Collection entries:
--------------------------------------------------

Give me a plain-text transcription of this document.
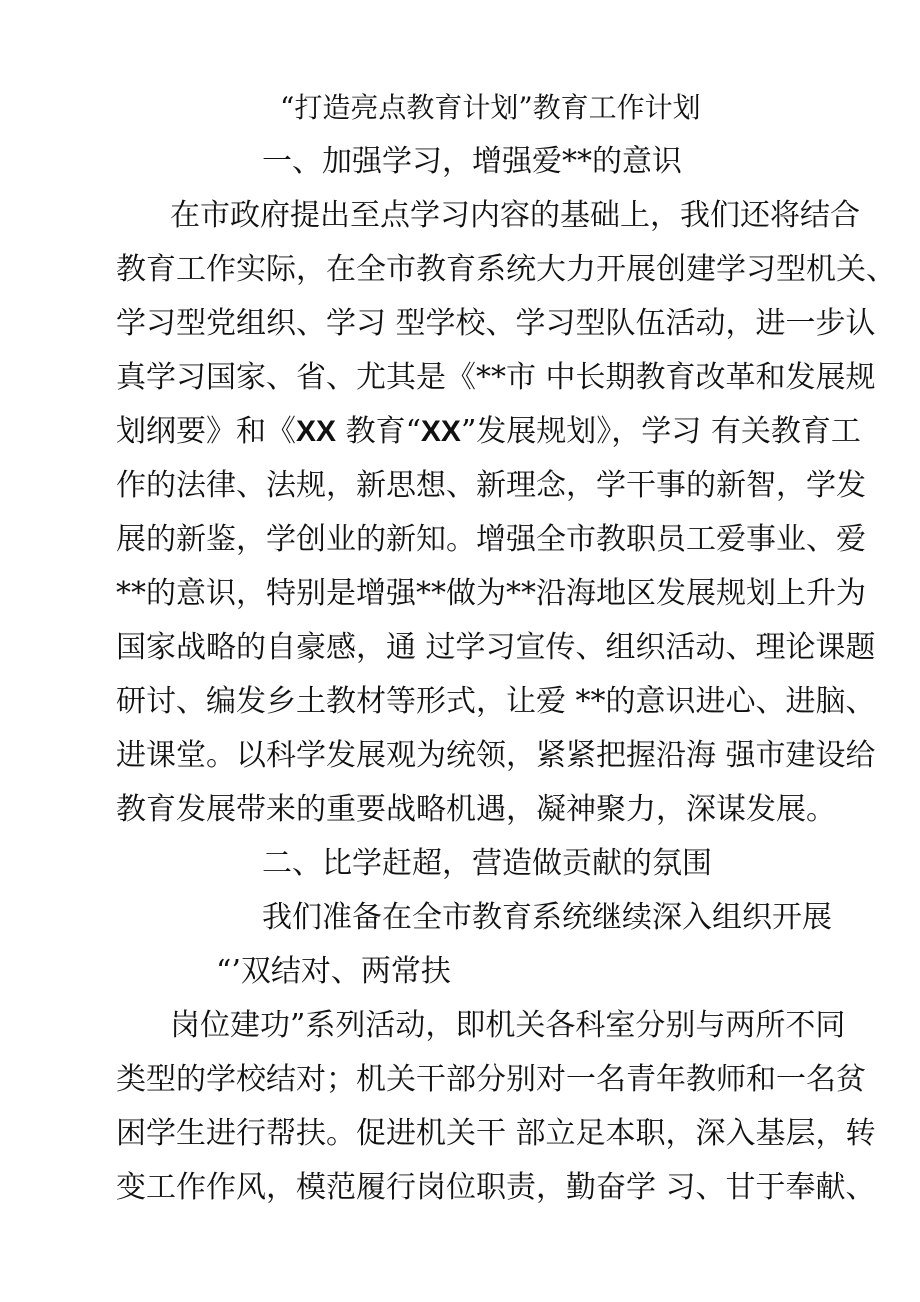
“打造亮点教育计划”教育工作计划
一、加强学习，增强爱**的意识
在市政府提出至点学习内容的基础上，我们还将结合
教育工作实际，在全市教育系统大力开展创建学习型机关、
学习型党组织、学习 型学校、学习型队伍活动，进一步认
真学习国家、省、尤其是《**市 中长期教育改革和发展规
划纲要》和《XX 教育“XX”发展规划》，学习 有关教育工
作的法律、法规，新思想、新理念，学干事的新智，学发
展的新鉴，学创业的新知。增强全市教职员工爱事业、爱
**的意识，特别是增强**做为**沿海地区发展规划上升为
国家战略的自豪感，通 过学习宣传、组织活动、理论课题
研讨、编发乡土教材等形式，让爱 **的意识进心、进脑、
进课堂。以科学发展观为统领，紧紧把握沿海 强市建设给
教育发展带来的重要战略机遇，凝神聚力，深谋发展。
二、比学赶超，营造做贡献的氛围
我们准备在全市教育系统继续深入组织开展
“’双结对、两常扶
岗位建功”系列活动，即机关各科室分别与两所不同
类型的学校结对；机关干部分别对一名青年教师和一名贫
困学生进行帮扶。促进机关干 部立足本职，深入基层，转
变工作作风，模范履行岗位职责，勤奋学 习、甘于奉献、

--------------------------------------------------

Written problem
Leave out the pictures and give the listing above again exactly.

Solution to the exercise
Give me a plain-text transcription of this document.
“打造亮点教育计划”教育工作计划
一、加强学习，增强爱**的意识
在市政府提出至点学习内容的基础上，我们还将结合
教育工作实际，在全市教育系统大力开展创建学习型机关、
学习型党组织、学习 型学校、学习型队伍活动，进一步认
真学习国家、省、尤其是《**市 中长期教育改革和发展规
划纲要》和《XX 教育“XX”发展规划》，学习 有关教育工
作的法律、法规，新思想、新理念，学干事的新智，学发
展的新鉴，学创业的新知。增强全市教职员工爱事业、爱
**的意识，特别是增强**做为**沿海地区发展规划上升为
国家战略的自豪感，通 过学习宣传、组织活动、理论课题
研讨、编发乡土教材等形式，让爱 **的意识进心、进脑、
进课堂。以科学发展观为统领，紧紧把握沿海 强市建设给
教育发展带来的重要战略机遇，凝神聚力，深谋发展。
二、比学赶超，营造做贡献的氛围
我们准备在全市教育系统继续深入组织开展
“’双结对、两常扶
岗位建功”系列活动，即机关各科室分别与两所不同
类型的学校结对；机关干部分别对一名青年教师和一名贫
困学生进行帮扶。促进机关干 部立足本职，深入基层，转
变工作作风，模范履行岗位职责，勤奋学 习、甘于奉献、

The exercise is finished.